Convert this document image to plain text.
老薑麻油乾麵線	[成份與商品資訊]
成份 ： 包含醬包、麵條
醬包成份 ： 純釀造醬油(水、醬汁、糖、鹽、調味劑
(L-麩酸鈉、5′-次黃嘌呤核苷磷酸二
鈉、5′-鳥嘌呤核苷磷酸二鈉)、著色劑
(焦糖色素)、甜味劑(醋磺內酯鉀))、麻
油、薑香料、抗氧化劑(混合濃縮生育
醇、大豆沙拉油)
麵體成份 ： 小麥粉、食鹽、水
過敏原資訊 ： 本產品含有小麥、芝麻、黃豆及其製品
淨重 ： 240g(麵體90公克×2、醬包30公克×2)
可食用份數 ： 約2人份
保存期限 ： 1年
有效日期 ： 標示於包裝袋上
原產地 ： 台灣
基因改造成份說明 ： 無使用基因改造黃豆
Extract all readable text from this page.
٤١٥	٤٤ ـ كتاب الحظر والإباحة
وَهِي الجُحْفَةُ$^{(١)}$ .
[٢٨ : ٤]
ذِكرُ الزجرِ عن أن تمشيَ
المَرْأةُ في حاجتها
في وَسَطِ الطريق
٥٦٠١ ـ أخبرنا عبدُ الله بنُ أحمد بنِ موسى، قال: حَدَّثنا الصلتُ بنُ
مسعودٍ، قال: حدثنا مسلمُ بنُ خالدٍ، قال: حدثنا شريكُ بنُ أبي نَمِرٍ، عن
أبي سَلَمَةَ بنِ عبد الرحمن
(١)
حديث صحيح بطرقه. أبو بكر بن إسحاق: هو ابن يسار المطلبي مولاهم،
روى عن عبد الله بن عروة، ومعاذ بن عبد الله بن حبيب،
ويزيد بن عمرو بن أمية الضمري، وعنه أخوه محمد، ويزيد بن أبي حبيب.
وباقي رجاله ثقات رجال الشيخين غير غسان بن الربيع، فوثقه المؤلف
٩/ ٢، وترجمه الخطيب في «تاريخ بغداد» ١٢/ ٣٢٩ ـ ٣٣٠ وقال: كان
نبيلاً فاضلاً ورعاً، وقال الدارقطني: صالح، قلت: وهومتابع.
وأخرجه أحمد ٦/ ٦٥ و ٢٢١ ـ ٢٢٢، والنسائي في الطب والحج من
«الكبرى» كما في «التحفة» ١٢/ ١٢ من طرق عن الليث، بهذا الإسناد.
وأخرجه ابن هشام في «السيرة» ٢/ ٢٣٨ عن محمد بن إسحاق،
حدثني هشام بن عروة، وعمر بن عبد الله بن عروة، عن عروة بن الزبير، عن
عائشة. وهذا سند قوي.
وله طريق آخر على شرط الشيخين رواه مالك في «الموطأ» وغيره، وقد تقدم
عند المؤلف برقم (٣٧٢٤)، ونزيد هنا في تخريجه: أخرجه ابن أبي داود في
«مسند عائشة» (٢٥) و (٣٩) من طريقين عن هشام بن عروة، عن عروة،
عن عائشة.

> [Task instructions]:
Repeat each entry word for word.

> [Expected output]:
Convert this document image to plain text.
老薑麻油乾麵線	[成份與商品資訊]
成份 ： 包含醬包、麵條
醬包成份 ： 純釀造醬油(水、醬汁、糖、鹽、調味劑
(L-麩酸鈉、5′-次黃嘌呤核苷磷酸二
鈉、5′-鳥嘌呤核苷磷酸二鈉)、著色劑
(焦糖色素)、甜味劑(醋磺內酯鉀))、麻
油、薑香料、抗氧化劑(混合濃縮生育
醇、大豆沙拉油)
麵體成份 ： 小麥粉、食鹽、水
過敏原資訊 ： 本產品含有小麥、芝麻、黃豆及其製品
淨重 ： 240g(麵體90公克×2、醬包30公克×2)
可食用份數 ： 約2人份
保存期限 ： 1年
有效日期 ： 標示於包裝袋上
原產地 ： 台灣
基因改造成份說明 ： 無使用基因改造黃豆
Extract all readable text from this page.
٤١٥	٤٤ ـ كتاب الحظر والإباحة
وَهِي الجُحْفَةُ$^{(١)}$ .
[٢٨ : ٤]
ذِكرُ الزجرِ عن أن تمشيَ
المَرْأةُ في حاجتها
في وَسَطِ الطريق
٥٦٠١ ـ أخبرنا عبدُ الله بنُ أحمد بنِ موسى، قال: حَدَّثنا الصلتُ بنُ
مسعودٍ، قال: حدثنا مسلمُ بنُ خالدٍ، قال: حدثنا شريكُ بنُ أبي نَمِرٍ، عن
أبي سَلَمَةَ بنِ عبد الرحمن
(١)
حديث صحيح بطرقه. أبو بكر بن إسحاق: هو ابن يسار المطلبي مولاهم،
روى عن عبد الله بن عروة، ومعاذ بن عبد الله بن حبيب،
ويزيد بن عمرو بن أمية الضمري، وعنه أخوه محمد، ويزيد بن أبي حبيب.
وباقي رجاله ثقات رجال الشيخين غير غسان بن الربيع، فوثقه المؤلف
٩/ ٢، وترجمه الخطيب في «تاريخ بغداد» ١٢/ ٣٢٩ ـ ٣٣٠ وقال: كان
نبيلاً فاضلاً ورعاً، وقال الدارقطني: صالح، قلت: وهومتابع.
وأخرجه أحمد ٦/ ٦٥ و ٢٢١ ـ ٢٢٢، والنسائي في الطب والحج من
«الكبرى» كما في «التحفة» ١٢/ ١٢ من طرق عن الليث، بهذا الإسناد.
وأخرجه ابن هشام في «السيرة» ٢/ ٢٣٨ عن محمد بن إسحاق،
حدثني هشام بن عروة، وعمر بن عبد الله بن عروة، عن عروة بن الزبير، عن
عائشة. وهذا سند قوي.
وله طريق آخر على شرط الشيخين رواه مالك في «الموطأ» وغيره، وقد تقدم
عند المؤلف برقم (٣٧٢٤)، ونزيد هنا في تخريجه: أخرجه ابن أبي داود في
«مسند عائشة» (٢٥) و (٣٩) من طريقين عن هشام بن عروة، عن عروة،
عن عائشة.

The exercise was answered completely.